What is asked:
Reproduce the records verbatim from their beginning through the line containing "paper-speck [138,114,141,116]", including both ends.

Record list:
......

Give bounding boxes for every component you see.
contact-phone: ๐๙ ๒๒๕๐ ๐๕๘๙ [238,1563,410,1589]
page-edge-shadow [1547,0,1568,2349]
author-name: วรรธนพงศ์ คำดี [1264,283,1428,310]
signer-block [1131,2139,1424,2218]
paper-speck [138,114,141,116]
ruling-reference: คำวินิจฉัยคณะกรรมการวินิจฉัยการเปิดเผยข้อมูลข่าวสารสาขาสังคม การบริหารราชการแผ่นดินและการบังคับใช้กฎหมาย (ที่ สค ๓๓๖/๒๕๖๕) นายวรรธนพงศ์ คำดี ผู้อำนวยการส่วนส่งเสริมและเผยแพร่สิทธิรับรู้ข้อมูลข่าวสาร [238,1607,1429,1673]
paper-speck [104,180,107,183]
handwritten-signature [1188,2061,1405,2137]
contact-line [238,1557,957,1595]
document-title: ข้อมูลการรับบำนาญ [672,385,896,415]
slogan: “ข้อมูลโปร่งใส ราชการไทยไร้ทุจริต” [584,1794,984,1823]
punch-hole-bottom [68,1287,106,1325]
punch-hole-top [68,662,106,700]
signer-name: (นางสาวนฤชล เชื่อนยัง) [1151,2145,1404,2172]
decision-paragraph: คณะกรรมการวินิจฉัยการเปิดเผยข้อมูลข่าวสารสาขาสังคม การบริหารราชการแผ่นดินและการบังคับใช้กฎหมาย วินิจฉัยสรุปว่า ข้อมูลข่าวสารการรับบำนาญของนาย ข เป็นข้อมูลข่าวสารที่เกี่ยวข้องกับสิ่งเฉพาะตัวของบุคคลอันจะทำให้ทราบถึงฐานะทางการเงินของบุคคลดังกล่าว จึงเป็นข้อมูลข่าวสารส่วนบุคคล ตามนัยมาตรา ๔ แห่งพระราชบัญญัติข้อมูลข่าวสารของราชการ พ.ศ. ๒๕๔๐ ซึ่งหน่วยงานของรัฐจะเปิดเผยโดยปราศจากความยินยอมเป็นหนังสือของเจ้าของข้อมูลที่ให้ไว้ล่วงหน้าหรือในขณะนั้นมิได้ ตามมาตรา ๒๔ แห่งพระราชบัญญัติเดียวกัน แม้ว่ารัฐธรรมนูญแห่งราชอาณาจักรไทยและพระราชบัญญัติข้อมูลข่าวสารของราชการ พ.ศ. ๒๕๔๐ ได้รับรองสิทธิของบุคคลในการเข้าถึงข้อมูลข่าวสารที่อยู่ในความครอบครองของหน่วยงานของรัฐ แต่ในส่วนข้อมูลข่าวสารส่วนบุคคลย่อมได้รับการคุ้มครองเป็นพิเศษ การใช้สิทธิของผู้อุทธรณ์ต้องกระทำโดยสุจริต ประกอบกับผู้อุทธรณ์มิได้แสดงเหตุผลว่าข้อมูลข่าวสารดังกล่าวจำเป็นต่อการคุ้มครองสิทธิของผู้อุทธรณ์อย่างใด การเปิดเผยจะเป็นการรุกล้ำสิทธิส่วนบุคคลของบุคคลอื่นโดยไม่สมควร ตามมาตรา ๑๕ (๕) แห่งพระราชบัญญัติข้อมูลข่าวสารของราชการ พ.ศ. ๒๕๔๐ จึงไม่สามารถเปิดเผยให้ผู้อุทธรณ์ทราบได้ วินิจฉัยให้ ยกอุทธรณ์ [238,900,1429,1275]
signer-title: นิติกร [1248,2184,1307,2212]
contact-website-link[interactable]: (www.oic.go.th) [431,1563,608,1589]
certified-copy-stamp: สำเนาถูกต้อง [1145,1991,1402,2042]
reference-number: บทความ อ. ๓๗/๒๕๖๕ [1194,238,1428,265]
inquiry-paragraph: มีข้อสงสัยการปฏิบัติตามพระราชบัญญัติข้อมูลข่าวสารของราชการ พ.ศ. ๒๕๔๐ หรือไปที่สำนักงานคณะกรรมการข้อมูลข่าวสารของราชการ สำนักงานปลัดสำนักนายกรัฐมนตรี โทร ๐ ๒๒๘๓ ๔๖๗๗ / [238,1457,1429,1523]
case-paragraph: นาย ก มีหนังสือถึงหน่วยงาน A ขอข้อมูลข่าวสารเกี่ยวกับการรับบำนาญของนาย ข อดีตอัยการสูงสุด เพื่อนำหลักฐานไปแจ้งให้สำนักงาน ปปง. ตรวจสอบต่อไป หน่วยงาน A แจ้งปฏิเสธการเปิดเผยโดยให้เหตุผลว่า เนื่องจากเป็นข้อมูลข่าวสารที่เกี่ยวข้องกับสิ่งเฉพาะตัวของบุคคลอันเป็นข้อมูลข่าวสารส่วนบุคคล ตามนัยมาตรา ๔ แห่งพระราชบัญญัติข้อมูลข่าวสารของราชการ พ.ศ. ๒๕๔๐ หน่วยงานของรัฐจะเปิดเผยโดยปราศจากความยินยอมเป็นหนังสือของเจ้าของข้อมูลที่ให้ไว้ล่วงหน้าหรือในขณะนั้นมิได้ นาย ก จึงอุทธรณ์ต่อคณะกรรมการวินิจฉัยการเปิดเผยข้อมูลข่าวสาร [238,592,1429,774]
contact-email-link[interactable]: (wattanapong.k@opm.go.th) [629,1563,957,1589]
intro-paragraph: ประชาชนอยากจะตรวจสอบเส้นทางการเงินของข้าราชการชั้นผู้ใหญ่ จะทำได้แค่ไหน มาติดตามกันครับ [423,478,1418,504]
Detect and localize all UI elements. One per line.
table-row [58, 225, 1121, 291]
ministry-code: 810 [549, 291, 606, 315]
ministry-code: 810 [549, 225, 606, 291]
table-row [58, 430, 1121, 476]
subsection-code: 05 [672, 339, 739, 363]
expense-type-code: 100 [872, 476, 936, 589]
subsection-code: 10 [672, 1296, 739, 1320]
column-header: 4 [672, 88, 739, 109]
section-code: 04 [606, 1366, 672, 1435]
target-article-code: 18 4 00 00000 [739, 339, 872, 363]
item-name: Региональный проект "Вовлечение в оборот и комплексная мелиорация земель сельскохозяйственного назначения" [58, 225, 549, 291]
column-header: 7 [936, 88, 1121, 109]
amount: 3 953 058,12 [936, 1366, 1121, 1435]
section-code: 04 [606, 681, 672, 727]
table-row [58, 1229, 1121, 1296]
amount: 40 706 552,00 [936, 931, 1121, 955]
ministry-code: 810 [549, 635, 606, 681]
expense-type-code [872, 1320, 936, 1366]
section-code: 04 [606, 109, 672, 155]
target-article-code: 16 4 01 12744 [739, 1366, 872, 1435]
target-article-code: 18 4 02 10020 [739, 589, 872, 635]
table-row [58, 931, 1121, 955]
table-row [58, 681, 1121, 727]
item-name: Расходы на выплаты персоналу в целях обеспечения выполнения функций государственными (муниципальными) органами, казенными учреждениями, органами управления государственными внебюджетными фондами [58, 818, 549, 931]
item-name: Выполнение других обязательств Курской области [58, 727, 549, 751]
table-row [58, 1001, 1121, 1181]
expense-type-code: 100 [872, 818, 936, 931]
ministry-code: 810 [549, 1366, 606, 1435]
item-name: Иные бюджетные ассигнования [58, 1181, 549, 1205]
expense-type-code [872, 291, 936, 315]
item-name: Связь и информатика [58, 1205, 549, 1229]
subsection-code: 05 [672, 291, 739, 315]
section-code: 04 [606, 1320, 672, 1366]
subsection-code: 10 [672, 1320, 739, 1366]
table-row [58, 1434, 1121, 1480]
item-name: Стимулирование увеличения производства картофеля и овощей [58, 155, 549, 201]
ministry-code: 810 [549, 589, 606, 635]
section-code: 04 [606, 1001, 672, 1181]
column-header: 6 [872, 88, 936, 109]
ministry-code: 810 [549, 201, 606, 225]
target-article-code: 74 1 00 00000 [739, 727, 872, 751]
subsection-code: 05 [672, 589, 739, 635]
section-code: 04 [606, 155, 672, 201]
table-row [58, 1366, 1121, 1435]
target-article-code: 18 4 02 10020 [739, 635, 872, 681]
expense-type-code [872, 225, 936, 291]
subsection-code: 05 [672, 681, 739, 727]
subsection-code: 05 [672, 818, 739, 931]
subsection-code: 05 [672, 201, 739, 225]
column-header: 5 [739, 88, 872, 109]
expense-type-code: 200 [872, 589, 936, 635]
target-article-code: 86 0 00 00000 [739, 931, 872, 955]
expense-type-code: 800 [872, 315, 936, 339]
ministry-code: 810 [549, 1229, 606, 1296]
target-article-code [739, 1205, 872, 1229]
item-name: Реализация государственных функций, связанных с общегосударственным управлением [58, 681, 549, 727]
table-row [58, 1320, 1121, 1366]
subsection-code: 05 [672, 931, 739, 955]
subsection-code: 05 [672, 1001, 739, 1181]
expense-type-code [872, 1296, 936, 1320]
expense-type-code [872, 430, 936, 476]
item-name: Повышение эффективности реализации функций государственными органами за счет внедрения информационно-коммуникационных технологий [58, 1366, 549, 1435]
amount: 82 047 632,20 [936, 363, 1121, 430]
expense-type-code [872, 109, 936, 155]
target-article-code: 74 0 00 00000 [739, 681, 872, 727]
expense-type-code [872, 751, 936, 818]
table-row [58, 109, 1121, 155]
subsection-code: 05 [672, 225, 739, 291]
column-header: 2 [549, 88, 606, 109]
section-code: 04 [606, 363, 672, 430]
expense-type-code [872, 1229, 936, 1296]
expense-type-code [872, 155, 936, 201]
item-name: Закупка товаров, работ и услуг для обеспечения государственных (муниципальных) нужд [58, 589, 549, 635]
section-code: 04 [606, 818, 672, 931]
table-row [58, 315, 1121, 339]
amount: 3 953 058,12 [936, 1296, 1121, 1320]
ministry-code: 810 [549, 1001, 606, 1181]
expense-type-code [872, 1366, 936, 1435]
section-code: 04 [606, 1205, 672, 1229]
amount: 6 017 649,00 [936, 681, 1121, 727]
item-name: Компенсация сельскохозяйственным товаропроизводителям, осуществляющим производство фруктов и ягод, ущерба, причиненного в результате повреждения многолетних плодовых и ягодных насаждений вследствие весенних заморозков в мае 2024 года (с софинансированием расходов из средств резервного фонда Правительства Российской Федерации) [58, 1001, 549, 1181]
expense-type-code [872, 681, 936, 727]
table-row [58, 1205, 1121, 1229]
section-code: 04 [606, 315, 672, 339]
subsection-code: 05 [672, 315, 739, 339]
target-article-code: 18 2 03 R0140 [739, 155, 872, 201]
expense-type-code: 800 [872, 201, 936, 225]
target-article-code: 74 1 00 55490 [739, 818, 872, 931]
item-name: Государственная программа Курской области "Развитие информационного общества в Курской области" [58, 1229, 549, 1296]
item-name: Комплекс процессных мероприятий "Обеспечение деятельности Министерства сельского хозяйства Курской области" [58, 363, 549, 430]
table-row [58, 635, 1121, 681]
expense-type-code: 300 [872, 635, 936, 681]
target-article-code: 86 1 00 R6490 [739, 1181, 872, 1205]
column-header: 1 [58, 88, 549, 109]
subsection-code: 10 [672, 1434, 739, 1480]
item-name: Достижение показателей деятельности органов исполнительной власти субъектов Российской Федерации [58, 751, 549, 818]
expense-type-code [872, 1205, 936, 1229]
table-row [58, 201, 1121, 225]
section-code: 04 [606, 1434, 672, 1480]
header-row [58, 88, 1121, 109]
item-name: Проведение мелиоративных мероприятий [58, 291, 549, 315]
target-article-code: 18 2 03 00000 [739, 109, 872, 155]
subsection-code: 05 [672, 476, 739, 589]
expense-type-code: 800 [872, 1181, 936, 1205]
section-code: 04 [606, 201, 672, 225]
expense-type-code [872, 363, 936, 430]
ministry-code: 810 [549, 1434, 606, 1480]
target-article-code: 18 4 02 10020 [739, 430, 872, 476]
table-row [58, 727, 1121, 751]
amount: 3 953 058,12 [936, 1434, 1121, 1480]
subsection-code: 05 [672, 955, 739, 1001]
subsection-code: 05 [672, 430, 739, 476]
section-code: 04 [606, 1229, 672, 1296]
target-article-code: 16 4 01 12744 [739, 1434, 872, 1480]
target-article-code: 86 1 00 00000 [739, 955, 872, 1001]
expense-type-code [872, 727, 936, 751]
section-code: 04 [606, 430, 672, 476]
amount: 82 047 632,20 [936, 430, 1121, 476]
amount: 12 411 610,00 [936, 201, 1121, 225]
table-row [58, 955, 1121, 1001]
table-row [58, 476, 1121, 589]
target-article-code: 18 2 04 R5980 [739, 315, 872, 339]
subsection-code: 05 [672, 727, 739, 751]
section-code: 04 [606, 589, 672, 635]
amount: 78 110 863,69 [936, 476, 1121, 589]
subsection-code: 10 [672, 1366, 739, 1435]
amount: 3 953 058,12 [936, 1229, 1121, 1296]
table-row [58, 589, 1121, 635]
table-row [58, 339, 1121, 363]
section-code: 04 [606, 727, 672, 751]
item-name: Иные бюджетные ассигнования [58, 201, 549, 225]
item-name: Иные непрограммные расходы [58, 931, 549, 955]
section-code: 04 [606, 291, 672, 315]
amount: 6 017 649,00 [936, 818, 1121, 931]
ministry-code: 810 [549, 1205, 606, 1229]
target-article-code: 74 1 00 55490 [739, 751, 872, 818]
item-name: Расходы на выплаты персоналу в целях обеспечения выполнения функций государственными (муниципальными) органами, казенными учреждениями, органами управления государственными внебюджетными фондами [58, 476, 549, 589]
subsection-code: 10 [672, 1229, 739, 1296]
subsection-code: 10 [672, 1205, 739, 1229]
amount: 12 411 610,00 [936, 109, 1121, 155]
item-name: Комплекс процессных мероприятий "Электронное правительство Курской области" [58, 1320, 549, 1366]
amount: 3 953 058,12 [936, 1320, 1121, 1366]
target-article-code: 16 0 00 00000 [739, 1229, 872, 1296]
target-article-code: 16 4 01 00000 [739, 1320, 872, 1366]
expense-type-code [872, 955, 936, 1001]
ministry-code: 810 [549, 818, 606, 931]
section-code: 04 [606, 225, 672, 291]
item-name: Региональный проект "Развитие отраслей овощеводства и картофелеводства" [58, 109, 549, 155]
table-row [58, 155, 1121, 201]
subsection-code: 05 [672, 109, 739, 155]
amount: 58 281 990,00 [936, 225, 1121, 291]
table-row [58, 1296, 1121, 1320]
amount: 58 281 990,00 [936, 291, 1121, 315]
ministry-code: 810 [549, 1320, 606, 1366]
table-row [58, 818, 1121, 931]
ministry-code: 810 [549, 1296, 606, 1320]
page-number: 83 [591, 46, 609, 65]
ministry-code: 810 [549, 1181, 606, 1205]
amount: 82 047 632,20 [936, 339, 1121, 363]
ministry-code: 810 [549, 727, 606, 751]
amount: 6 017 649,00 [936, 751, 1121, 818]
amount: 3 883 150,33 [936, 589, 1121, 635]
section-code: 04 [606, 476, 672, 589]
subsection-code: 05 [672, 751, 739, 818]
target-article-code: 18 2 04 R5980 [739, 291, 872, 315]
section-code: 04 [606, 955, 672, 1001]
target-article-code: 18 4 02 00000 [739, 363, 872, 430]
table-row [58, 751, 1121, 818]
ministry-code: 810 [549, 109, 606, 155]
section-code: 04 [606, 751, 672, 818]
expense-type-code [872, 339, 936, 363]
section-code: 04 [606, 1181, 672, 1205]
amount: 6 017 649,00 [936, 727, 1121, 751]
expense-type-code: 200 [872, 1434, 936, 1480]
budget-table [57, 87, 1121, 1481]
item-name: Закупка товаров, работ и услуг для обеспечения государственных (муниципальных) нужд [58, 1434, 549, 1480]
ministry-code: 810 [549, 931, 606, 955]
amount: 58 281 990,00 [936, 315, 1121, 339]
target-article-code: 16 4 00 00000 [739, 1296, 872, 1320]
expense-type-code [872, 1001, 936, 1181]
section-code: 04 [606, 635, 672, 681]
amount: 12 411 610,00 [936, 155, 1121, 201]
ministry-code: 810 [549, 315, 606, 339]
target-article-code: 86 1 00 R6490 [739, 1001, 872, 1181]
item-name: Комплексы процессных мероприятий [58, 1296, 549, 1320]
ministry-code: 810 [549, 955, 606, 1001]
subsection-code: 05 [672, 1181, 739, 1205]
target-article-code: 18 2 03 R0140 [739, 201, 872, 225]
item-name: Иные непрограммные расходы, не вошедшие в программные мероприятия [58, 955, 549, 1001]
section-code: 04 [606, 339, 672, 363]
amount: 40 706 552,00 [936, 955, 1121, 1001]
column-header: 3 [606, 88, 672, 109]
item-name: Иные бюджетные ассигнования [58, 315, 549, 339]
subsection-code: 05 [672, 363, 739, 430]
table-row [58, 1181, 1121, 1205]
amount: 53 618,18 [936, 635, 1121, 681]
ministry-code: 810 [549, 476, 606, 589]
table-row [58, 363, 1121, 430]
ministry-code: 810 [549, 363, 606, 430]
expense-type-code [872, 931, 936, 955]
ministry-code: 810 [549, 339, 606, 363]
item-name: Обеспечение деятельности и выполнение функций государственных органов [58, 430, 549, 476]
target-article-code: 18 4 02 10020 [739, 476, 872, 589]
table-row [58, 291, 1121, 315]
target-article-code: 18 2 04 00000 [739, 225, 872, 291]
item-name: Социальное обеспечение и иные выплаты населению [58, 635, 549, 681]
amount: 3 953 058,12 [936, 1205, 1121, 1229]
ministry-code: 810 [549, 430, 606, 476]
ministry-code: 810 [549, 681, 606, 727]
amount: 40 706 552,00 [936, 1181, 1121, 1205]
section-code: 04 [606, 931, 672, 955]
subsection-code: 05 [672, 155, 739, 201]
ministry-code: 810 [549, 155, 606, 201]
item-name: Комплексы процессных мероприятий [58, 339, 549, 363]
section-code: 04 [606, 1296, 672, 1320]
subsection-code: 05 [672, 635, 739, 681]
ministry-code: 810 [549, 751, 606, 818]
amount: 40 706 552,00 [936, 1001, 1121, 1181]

......

Exercise result:
Give bounding boxes for every component you see.
contact-phone: ๐๙ ๒๒๕๐ ๐๕๘๙ [238,1563,410,1589]
page-edge-shadow [1547,0,1568,2349]
author-name: วรรธนพงศ์ คำดี [1264,283,1428,310]
signer-block [1131,2139,1424,2218]
paper-speck [138,114,141,116]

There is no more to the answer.